*OBJECTIVE*. Output the material beneath exactly, leaving nothing out.

---- PROVIDED ENTRIES

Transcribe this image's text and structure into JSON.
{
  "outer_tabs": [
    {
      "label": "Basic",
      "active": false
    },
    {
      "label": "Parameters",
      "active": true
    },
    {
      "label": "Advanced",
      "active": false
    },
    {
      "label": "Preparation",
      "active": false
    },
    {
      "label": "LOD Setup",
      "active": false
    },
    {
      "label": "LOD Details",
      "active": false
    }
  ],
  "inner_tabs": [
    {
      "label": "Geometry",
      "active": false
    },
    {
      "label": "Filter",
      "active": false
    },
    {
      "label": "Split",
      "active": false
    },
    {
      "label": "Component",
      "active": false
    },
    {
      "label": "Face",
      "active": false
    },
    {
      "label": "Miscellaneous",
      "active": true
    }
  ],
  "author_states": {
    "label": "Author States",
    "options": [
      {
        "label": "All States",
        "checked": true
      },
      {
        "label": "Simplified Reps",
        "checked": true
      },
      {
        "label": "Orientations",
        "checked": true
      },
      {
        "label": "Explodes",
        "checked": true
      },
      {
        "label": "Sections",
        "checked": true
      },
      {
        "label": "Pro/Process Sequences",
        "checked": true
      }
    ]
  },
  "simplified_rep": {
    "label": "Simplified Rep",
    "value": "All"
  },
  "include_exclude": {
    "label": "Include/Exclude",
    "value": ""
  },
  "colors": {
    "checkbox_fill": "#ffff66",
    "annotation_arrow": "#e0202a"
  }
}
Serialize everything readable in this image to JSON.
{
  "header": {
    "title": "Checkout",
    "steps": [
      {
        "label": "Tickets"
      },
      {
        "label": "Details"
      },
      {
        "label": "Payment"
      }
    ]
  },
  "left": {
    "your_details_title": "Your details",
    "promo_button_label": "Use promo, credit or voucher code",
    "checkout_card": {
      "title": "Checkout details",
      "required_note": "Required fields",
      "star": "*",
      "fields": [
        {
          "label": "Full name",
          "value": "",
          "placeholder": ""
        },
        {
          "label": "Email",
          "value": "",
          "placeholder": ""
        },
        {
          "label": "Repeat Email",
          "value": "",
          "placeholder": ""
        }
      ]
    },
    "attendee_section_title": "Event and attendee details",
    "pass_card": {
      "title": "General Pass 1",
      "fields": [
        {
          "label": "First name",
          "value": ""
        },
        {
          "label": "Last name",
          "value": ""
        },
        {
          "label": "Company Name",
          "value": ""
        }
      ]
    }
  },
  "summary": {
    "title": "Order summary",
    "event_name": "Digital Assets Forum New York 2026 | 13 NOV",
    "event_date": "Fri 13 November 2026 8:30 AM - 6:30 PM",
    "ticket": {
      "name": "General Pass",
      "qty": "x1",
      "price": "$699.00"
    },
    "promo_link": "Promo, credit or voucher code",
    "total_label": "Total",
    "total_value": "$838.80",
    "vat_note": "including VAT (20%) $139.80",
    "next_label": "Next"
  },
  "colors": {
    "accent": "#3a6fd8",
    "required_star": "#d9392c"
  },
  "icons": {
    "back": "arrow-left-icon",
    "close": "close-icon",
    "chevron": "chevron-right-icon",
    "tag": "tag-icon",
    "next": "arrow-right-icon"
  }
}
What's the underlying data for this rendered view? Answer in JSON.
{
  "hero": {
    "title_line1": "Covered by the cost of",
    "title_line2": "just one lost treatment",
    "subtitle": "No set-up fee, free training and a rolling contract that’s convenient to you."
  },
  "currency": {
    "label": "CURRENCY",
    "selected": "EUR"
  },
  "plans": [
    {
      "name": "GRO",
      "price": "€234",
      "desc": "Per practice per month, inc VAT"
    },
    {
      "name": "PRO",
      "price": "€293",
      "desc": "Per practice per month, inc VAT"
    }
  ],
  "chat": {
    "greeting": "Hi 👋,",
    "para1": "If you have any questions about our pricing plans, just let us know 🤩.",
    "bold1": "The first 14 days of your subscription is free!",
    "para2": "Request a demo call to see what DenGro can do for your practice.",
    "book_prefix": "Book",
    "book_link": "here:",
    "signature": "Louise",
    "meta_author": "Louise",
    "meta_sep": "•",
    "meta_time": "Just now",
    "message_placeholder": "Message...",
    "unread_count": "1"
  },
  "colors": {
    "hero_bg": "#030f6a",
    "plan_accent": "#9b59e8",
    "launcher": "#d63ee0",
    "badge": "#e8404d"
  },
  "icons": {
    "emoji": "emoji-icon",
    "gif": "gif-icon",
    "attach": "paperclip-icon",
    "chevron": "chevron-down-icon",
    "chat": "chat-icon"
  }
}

--------

*OUTPUT FOR THIS TASK*.
Transcribe this image's text and structure into JSON.
{
  "outer_tabs": [
    {
      "label": "Basic",
      "active": false
    },
    {
      "label": "Parameters",
      "active": true
    },
    {
      "label": "Advanced",
      "active": false
    },
    {
      "label": "Preparation",
      "active": false
    },
    {
      "label": "LOD Setup",
      "active": false
    },
    {
      "label": "LOD Details",
      "active": false
    }
  ],
  "inner_tabs": [
    {
      "label": "Geometry",
      "active": false
    },
    {
      "label": "Filter",
      "active": false
    },
    {
      "label": "Split",
      "active": false
    },
    {
      "label": "Component",
      "active": false
    },
    {
      "label": "Face",
      "active": false
    },
    {
      "label": "Miscellaneous",
      "active": true
    }
  ],
  "author_states": {
    "label": "Author States",
    "options": [
      {
        "label": "All States",
        "checked": true
      },
      {
        "label": "Simplified Reps",
        "checked": true
      },
      {
        "label": "Orientations",
        "checked": true
      },
      {
        "label": "Explodes",
        "checked": true
      },
      {
        "label": "Sections",
        "checked": true
      },
      {
        "label": "Pro/Process Sequences",
        "checked": true
      }
    ]
  },
  "simplified_rep": {
    "label": "Simplified Rep",
    "value": "All"
  },
  "include_exclude": {
    "label": "Include/Exclude",
    "value": ""
  },
  "colors": {
    "checkbox_fill": "#ffff66",
    "annotation_arrow": "#e0202a"
  }
}
Serialize everything readable in this image to JSON.
{
  "header": {
    "title": "Checkout",
    "steps": [
      {
        "label": "Tickets"
      },
      {
        "label": "Details"
      },
      {
        "label": "Payment"
      }
    ]
  },
  "left": {
    "your_details_title": "Your details",
    "promo_button_label": "Use promo, credit or voucher code",
    "checkout_card": {
      "title": "Checkout details",
      "required_note": "Required fields",
      "star": "*",
      "fields": [
        {
          "label": "Full name",
          "value": "",
          "placeholder": ""
        },
        {
          "label": "Email",
          "value": "",
          "placeholder": ""
        },
        {
          "label": "Repeat Email",
          "value": "",
          "placeholder": ""
        }
      ]
    },
    "attendee_section_title": "Event and attendee details",
    "pass_card": {
      "title": "General Pass 1",
      "fields": [
        {
          "label": "First name",
          "value": ""
        },
        {
          "label": "Last name",
          "value": ""
        },
        {
          "label": "Company Name",
          "value": ""
        }
      ]
    }
  },
  "summary": {
    "title": "Order summary",
    "event_name": "Digital Assets Forum New York 2026 | 13 NOV",
    "event_date": "Fri 13 November 2026 8:30 AM - 6:30 PM",
    "ticket": {
      "name": "General Pass",
      "qty": "x1",
      "price": "$699.00"
    },
    "promo_link": "Promo, credit or voucher code",
    "total_label": "Total",
    "total_value": "$838.80",
    "vat_note": "including VAT (20%) $139.80",
    "next_label": "Next"
  },
  "colors": {
    "accent": "#3a6fd8",
    "required_star": "#d9392c"
  },
  "icons": {
    "back": "arrow-left-icon",
    "close": "close-icon",
    "chevron": "chevron-right-icon",
    "tag": "tag-icon",
    "next": "arrow-right-icon"
  }
}
What's the underlying data for this rendered view? Answer in JSON.
{
  "hero": {
    "title_line1": "Covered by the cost of",
    "title_line2": "just one lost treatment",
    "subtitle": "No set-up fee, free training and a rolling contract that’s convenient to you."
  },
  "currency": {
    "label": "CURRENCY",
    "selected": "EUR"
  },
  "plans": [
    {
      "name": "GRO",
      "price": "€234",
      "desc": "Per practice per month, inc VAT"
    },
    {
      "name": "PRO",
      "price": "€293",
      "desc": "Per practice per month, inc VAT"
    }
  ],
  "chat": {
    "greeting": "Hi 👋,",
    "para1": "If you have any questions about our pricing plans, just let us know 🤩.",
    "bold1": "The first 14 days of your subscription is free!",
    "para2": "Request a demo call to see what DenGro can do for your practice.",
    "book_prefix": "Book",
    "book_link": "here:",
    "signature": "Louise",
    "meta_author": "Louise",
    "meta_sep": "•",
    "meta_time": "Just now",
    "message_placeholder": "Message...",
    "unread_count": "1"
  },
  "colors": {
    "hero_bg": "#030f6a",
    "plan_accent": "#9b59e8",
    "launcher": "#d63ee0",
    "badge": "#e8404d"
  },
  "icons": {
    "emoji": "emoji-icon",
    "gif": "gif-icon",
    "attach": "paperclip-icon",
    "chevron": "chevron-down-icon",
    "chat": "chat-icon"
  }
}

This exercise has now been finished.